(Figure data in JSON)

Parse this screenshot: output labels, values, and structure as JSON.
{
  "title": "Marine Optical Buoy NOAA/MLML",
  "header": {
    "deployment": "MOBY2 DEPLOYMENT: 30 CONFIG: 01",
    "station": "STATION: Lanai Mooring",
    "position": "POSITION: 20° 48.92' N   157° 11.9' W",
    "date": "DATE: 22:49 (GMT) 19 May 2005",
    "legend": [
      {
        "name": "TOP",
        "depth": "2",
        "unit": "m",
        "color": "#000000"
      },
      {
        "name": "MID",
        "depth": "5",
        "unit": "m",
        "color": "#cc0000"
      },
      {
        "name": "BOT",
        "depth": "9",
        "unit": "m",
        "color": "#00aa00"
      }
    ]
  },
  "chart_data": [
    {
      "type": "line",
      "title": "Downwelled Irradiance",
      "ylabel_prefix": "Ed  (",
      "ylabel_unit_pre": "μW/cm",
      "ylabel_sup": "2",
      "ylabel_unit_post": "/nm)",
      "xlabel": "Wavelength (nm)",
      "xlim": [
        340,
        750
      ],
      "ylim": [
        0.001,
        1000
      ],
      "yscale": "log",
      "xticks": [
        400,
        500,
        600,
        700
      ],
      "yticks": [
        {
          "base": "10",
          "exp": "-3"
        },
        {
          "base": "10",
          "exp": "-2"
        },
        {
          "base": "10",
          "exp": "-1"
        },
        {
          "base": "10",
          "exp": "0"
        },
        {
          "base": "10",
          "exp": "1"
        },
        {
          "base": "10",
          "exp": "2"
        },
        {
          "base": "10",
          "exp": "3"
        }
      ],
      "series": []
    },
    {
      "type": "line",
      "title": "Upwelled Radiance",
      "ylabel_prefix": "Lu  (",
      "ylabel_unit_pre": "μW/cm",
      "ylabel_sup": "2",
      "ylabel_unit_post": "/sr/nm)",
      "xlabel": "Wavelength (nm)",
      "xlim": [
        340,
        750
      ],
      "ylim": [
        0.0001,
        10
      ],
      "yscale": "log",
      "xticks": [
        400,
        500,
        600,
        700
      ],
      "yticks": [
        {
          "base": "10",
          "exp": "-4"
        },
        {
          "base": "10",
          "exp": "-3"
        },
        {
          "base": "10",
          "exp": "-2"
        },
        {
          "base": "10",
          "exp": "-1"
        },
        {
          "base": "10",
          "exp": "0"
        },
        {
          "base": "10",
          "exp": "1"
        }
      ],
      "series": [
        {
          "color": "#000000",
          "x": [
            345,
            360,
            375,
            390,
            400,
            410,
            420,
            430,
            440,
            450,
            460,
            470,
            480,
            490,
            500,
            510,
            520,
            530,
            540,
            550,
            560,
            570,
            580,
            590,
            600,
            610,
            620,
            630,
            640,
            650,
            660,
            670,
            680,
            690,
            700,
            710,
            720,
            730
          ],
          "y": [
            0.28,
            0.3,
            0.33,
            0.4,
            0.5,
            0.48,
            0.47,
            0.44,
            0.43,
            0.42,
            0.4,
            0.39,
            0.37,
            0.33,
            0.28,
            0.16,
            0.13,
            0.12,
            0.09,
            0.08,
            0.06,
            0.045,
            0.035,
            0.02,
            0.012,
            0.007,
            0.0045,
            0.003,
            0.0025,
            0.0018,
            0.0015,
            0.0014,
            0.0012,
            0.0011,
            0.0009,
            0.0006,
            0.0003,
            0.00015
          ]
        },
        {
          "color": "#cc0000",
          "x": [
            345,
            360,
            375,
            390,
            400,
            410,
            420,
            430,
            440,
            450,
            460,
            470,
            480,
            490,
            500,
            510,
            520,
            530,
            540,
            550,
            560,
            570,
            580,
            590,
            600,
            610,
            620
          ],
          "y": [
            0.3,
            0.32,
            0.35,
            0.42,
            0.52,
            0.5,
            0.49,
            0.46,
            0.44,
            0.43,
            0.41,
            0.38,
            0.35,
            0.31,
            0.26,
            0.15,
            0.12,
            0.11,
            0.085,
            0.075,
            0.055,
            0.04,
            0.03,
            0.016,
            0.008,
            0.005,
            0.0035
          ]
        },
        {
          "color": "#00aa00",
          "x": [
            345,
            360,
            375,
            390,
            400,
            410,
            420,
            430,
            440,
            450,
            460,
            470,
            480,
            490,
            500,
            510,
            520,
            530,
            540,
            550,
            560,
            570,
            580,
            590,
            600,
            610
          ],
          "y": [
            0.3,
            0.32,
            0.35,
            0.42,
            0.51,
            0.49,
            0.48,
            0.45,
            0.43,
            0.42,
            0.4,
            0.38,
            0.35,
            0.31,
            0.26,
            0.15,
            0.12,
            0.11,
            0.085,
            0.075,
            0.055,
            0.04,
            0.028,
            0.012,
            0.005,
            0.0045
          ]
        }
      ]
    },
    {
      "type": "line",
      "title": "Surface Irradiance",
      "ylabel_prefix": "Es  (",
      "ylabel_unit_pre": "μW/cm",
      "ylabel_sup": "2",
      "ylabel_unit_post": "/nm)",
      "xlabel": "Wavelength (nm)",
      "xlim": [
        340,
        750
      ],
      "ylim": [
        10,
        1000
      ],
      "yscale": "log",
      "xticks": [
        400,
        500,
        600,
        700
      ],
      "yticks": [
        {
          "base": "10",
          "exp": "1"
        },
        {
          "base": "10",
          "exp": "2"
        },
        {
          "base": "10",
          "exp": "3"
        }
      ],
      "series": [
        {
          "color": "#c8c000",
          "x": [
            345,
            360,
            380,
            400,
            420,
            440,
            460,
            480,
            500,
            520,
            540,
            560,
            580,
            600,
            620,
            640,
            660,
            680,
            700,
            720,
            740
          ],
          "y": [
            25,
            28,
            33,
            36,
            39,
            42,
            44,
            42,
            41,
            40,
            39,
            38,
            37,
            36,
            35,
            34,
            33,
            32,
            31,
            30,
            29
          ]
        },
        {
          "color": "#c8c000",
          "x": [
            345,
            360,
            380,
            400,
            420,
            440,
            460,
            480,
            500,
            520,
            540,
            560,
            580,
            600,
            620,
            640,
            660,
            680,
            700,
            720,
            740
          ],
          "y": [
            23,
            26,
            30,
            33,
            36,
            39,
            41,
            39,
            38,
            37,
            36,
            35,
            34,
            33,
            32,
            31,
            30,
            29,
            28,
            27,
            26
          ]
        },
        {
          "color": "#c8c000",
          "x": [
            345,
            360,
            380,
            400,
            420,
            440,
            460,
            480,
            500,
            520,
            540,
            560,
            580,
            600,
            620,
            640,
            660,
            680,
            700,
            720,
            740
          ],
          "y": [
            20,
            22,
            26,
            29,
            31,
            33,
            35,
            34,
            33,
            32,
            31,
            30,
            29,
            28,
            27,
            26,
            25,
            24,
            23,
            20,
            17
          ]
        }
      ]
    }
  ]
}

REQUIRED WORK
Search the lines for "Irradiance". Copy each line that has it.

THE RESULT
      "title": "Downwelled Irradiance",
      "title": "Surface Irradiance",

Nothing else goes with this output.